[Dataset items]
▬▬▬

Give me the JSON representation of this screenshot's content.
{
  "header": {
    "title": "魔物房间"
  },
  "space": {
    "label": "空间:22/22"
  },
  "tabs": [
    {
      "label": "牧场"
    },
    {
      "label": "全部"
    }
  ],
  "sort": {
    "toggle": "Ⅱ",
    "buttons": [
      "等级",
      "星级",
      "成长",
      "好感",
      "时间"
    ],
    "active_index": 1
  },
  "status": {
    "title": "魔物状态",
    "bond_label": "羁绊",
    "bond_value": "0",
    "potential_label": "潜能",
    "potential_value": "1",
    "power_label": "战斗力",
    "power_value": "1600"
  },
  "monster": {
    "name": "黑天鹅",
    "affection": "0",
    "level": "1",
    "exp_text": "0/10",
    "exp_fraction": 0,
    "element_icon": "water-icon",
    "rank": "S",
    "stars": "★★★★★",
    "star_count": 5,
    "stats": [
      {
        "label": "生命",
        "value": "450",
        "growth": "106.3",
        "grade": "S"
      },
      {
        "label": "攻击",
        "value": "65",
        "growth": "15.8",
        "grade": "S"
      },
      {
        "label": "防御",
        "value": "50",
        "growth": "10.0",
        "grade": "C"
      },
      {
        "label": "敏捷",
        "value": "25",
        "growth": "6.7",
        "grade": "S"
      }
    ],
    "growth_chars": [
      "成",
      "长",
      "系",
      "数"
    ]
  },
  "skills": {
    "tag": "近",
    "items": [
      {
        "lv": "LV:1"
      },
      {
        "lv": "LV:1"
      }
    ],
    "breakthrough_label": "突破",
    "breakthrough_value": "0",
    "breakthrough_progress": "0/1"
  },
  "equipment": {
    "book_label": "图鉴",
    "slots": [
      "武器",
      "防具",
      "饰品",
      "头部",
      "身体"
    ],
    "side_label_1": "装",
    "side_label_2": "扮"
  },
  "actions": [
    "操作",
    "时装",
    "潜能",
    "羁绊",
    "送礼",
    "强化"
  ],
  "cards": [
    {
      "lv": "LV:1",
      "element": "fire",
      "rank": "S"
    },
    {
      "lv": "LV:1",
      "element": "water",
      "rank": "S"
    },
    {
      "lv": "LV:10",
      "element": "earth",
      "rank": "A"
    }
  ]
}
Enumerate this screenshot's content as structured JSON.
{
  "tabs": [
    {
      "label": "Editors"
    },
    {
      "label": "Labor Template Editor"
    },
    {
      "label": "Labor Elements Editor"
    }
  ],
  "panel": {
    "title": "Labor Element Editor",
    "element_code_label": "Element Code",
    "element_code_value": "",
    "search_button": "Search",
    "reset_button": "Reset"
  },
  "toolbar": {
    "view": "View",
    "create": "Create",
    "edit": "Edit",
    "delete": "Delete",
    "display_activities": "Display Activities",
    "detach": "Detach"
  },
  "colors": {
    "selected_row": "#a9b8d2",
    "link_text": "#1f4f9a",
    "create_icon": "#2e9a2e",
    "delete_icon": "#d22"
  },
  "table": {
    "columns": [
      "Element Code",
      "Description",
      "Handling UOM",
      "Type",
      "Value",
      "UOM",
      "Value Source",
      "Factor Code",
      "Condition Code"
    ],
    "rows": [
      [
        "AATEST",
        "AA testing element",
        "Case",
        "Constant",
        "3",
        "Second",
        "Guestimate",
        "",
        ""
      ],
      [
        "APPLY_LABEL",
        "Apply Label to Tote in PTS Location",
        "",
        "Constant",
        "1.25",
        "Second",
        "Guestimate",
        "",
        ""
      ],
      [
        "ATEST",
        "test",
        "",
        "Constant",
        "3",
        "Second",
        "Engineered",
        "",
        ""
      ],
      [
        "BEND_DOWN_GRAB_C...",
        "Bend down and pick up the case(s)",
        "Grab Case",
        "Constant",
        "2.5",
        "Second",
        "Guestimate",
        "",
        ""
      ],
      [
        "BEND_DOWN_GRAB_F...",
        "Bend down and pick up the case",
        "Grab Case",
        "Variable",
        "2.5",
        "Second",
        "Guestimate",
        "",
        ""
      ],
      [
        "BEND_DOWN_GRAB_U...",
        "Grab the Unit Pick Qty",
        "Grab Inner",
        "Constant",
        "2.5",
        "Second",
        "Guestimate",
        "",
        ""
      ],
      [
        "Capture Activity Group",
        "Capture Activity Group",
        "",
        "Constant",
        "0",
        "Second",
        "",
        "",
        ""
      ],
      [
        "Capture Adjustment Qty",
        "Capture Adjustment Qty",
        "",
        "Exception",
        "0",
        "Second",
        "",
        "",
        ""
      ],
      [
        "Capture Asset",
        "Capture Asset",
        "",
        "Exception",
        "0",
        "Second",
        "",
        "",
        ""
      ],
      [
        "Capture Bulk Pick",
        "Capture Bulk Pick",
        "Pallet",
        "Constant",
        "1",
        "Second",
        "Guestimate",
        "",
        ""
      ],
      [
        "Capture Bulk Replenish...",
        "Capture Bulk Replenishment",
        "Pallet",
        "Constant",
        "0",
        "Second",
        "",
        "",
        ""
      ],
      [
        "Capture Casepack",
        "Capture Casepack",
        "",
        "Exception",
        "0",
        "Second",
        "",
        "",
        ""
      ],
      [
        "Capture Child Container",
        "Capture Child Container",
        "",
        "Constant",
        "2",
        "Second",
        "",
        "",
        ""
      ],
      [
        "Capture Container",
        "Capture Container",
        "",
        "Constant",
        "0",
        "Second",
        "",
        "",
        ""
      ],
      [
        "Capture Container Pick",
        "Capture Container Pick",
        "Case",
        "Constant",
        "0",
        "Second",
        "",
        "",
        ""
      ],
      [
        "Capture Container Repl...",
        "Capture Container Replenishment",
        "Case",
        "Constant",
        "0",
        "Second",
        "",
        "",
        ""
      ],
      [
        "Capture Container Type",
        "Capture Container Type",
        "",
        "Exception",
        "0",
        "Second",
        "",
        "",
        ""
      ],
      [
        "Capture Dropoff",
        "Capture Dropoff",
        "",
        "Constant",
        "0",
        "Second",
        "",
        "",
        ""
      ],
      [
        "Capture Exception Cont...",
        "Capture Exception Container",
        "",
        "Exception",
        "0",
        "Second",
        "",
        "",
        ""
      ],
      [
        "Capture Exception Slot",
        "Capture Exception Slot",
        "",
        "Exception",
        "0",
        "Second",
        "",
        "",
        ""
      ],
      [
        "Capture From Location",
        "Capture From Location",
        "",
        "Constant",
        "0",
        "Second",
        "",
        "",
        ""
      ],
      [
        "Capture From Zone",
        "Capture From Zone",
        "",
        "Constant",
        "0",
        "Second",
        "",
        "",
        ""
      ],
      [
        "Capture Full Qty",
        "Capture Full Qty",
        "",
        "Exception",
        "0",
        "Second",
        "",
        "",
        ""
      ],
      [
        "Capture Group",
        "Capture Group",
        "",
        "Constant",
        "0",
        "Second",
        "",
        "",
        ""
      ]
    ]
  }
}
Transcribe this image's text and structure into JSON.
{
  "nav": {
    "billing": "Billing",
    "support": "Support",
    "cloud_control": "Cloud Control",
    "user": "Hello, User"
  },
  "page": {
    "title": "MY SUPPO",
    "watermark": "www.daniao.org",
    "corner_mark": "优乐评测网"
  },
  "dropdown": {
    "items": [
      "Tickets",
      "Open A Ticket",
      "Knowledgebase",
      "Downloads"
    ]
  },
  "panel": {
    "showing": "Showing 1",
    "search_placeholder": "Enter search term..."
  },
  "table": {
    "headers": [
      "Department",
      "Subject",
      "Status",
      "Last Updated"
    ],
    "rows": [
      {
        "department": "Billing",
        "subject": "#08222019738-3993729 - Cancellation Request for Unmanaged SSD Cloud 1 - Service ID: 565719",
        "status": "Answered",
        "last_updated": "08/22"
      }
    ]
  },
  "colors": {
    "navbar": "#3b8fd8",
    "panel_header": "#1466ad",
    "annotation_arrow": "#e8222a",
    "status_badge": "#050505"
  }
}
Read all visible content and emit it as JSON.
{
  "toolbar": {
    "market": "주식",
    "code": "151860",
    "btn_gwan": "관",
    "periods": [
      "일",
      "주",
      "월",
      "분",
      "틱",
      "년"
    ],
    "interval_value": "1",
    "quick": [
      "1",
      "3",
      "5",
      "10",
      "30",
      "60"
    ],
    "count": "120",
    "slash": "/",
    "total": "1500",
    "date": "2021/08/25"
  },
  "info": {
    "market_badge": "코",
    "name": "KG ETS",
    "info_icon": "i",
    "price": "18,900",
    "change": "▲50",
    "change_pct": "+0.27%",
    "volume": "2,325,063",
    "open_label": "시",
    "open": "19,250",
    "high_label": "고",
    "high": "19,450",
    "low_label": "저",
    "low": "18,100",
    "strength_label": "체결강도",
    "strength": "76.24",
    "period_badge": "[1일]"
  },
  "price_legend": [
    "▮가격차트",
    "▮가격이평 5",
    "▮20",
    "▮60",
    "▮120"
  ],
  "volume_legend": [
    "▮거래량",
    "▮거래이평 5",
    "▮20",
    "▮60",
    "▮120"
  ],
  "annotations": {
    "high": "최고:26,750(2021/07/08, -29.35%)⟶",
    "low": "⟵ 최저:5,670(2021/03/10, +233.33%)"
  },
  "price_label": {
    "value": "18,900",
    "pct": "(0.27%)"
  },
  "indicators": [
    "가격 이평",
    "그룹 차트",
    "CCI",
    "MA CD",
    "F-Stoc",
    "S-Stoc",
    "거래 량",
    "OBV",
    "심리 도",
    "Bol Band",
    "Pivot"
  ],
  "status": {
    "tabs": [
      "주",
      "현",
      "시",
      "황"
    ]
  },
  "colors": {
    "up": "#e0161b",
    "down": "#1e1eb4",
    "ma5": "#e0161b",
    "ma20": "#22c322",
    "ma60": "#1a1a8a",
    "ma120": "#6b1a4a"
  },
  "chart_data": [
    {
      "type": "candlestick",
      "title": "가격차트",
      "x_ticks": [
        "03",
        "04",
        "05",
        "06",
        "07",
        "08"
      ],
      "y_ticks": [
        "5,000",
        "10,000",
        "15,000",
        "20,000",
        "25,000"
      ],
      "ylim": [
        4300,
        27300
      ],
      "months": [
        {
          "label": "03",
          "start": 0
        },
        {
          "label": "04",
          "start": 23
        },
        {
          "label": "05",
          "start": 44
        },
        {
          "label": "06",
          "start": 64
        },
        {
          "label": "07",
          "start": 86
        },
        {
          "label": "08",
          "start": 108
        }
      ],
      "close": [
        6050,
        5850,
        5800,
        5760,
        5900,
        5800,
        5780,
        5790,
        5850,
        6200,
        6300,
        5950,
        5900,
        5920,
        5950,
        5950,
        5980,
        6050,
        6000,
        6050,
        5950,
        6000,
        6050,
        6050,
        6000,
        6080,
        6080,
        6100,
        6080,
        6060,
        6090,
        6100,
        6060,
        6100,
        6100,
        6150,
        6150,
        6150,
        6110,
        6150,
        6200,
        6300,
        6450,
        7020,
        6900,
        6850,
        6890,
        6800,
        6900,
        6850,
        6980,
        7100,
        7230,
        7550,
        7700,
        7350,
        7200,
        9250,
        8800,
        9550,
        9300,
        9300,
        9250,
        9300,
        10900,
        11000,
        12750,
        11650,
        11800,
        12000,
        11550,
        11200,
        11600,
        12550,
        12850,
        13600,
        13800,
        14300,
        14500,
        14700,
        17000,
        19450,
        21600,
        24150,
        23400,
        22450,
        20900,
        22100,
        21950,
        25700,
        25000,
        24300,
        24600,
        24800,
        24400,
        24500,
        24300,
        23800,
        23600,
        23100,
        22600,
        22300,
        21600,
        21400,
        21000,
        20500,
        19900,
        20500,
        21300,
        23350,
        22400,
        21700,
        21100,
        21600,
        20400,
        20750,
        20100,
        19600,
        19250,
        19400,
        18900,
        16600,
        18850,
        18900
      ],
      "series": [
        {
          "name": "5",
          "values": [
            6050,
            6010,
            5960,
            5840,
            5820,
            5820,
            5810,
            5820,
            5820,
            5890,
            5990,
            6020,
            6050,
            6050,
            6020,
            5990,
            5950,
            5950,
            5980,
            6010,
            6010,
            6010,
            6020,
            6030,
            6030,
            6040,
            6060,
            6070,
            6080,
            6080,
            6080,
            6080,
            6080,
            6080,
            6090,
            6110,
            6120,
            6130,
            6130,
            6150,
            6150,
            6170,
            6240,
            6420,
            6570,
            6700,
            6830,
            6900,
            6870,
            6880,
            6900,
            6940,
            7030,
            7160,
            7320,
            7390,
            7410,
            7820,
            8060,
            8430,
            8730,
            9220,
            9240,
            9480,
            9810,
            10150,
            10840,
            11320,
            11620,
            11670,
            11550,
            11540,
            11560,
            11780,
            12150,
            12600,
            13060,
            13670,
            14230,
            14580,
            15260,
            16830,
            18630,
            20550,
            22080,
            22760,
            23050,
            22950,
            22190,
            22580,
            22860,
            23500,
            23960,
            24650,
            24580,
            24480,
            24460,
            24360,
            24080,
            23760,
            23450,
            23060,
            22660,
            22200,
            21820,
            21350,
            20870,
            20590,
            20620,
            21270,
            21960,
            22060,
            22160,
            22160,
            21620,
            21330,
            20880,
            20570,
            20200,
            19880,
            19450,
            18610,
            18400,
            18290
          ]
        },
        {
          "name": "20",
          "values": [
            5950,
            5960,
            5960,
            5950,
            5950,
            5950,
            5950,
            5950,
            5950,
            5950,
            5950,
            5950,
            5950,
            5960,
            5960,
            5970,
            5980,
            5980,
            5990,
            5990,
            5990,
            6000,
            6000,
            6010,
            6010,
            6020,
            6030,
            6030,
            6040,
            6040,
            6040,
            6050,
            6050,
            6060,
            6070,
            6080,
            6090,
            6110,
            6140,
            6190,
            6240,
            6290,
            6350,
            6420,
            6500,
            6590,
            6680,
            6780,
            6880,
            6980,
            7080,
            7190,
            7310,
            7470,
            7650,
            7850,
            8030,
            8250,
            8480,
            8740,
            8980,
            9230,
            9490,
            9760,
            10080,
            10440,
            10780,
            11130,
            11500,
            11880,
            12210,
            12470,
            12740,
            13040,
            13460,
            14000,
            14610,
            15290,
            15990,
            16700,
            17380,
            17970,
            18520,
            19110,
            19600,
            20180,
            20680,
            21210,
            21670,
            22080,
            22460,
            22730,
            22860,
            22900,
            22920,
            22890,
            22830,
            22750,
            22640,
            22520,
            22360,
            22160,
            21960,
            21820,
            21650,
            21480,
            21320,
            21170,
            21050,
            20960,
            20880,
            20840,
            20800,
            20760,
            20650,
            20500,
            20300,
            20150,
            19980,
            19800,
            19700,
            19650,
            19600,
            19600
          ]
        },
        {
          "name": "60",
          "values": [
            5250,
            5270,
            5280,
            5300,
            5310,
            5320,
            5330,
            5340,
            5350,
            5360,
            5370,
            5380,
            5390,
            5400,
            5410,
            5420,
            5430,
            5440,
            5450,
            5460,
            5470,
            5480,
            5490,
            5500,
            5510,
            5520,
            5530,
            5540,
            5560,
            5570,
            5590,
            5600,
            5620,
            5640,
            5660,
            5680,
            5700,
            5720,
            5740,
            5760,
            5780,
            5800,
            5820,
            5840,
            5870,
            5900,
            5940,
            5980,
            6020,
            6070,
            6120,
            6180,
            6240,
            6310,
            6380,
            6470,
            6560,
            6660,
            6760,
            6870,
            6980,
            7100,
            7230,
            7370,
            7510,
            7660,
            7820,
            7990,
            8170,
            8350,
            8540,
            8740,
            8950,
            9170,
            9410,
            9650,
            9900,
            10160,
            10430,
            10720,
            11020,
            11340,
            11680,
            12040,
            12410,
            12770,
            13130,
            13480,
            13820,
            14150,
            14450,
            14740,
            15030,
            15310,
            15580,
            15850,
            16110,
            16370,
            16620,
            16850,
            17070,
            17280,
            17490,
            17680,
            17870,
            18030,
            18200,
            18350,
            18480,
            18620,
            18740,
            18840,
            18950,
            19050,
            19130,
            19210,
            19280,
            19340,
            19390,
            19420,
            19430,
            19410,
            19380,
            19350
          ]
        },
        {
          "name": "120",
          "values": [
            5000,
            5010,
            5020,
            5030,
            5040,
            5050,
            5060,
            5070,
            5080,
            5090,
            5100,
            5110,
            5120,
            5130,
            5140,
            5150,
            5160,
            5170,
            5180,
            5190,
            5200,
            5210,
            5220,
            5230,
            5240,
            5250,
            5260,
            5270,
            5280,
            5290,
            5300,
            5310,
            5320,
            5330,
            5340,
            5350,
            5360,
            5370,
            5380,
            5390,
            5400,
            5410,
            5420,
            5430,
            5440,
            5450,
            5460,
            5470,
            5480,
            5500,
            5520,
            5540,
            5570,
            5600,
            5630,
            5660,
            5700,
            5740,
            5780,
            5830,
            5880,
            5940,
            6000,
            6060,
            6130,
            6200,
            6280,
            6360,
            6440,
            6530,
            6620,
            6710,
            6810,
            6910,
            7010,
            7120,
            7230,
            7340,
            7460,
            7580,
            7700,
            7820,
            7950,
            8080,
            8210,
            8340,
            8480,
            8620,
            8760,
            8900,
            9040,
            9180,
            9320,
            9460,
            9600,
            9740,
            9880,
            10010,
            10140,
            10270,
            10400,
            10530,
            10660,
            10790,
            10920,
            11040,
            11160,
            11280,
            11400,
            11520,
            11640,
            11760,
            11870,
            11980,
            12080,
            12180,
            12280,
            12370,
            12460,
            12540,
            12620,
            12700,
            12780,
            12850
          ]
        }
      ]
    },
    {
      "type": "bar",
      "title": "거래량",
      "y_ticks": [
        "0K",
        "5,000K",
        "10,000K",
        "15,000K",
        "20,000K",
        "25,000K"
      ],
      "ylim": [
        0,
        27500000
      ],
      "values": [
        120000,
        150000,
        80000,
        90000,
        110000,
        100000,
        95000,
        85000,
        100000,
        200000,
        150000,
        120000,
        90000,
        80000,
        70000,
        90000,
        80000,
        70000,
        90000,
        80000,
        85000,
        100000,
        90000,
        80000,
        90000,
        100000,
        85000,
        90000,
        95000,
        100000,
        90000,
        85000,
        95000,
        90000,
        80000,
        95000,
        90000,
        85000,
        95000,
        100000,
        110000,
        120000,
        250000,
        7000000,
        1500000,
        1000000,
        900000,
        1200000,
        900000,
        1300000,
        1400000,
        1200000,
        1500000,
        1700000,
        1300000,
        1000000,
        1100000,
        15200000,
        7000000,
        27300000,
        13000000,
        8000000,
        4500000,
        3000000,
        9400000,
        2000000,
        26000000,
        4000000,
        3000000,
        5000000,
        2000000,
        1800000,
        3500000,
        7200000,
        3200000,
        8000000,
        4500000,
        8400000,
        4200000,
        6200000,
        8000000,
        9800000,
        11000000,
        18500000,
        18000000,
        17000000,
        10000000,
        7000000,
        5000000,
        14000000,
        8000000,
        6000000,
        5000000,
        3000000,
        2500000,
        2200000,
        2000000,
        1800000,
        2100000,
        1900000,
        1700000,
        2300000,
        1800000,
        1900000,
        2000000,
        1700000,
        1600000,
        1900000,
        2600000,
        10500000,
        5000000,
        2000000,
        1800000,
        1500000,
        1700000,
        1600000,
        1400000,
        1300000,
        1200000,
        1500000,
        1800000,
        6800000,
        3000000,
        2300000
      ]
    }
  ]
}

▬▬▬

Task instructions -
Pick out the lines that contain "Bulk" and copy them.

Finished answer -
        "Capture Bulk Pick",
        "Capture Bulk Pick",
        "Capture Bulk Replenish...",
        "Capture Bulk Replenishment",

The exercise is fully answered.